**WHAT YOU ARE ASKED TO DO:** Reproduce the records below in their entirety, character for character.

**RECORD SET:**

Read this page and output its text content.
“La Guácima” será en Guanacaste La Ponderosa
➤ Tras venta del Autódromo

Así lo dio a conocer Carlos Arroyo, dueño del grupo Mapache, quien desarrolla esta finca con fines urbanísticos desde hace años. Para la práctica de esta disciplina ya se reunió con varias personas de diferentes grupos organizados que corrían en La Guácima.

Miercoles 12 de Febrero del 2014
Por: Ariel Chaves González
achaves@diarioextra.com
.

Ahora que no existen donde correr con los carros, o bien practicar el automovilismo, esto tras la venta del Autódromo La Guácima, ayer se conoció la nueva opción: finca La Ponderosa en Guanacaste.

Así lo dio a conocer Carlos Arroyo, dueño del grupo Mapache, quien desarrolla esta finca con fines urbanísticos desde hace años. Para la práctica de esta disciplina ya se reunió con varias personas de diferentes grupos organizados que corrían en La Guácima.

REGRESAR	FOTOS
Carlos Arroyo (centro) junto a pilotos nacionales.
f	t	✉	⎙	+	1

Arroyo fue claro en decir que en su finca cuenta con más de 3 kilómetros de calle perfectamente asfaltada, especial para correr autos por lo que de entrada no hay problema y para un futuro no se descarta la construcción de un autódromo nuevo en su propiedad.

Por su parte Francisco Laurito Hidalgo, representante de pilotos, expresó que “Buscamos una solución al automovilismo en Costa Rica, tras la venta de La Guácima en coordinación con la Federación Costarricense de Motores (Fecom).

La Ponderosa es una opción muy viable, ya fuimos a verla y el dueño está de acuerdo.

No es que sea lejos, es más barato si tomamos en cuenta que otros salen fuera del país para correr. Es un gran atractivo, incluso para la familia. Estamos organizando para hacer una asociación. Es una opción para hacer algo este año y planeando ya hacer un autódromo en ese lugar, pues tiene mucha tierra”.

**TASK OUTPUT:**
Read this page and output its text content.
“La Guácima” será en Guanacaste La Ponderosa
➤ Tras venta del Autódromo

Así lo dio a conocer Carlos Arroyo, dueño del grupo Mapache, quien desarrolla esta finca con fines urbanísticos desde hace años. Para la práctica de esta disciplina ya se reunió con varias personas de diferentes grupos organizados que corrían en La Guácima.

Miercoles 12 de Febrero del 2014
Por: Ariel Chaves González
achaves@diarioextra.com
.

Ahora que no existen donde correr con los carros, o bien practicar el automovilismo, esto tras la venta del Autódromo La Guácima, ayer se conoció la nueva opción: finca La Ponderosa en Guanacaste.

Así lo dio a conocer Carlos Arroyo, dueño del grupo Mapache, quien desarrolla esta finca con fines urbanísticos desde hace años. Para la práctica de esta disciplina ya se reunió con varias personas de diferentes grupos organizados que corrían en La Guácima.

REGRESAR	FOTOS
Carlos Arroyo (centro) junto a pilotos nacionales.
f	t	✉	⎙	+	1

Arroyo fue claro en decir que en su finca cuenta con más de 3 kilómetros de calle perfectamente asfaltada, especial para correr autos por lo que de entrada no hay problema y para un futuro no se descarta la construcción de un autódromo nuevo en su propiedad.

Por su parte Francisco Laurito Hidalgo, representante de pilotos, expresó que “Buscamos una solución al automovilismo en Costa Rica, tras la venta de La Guácima en coordinación con la Federación Costarricense de Motores (Fecom).

La Ponderosa es una opción muy viable, ya fuimos a verla y el dueño está de acuerdo.

No es que sea lejos, es más barato si tomamos en cuenta que otros salen fuera del país para correr. Es un gran atractivo, incluso para la familia. Estamos organizando para hacer una asociación. Es una opción para hacer algo este año y planeando ya hacer un autódromo en ese lugar, pues tiene mucha tierra”.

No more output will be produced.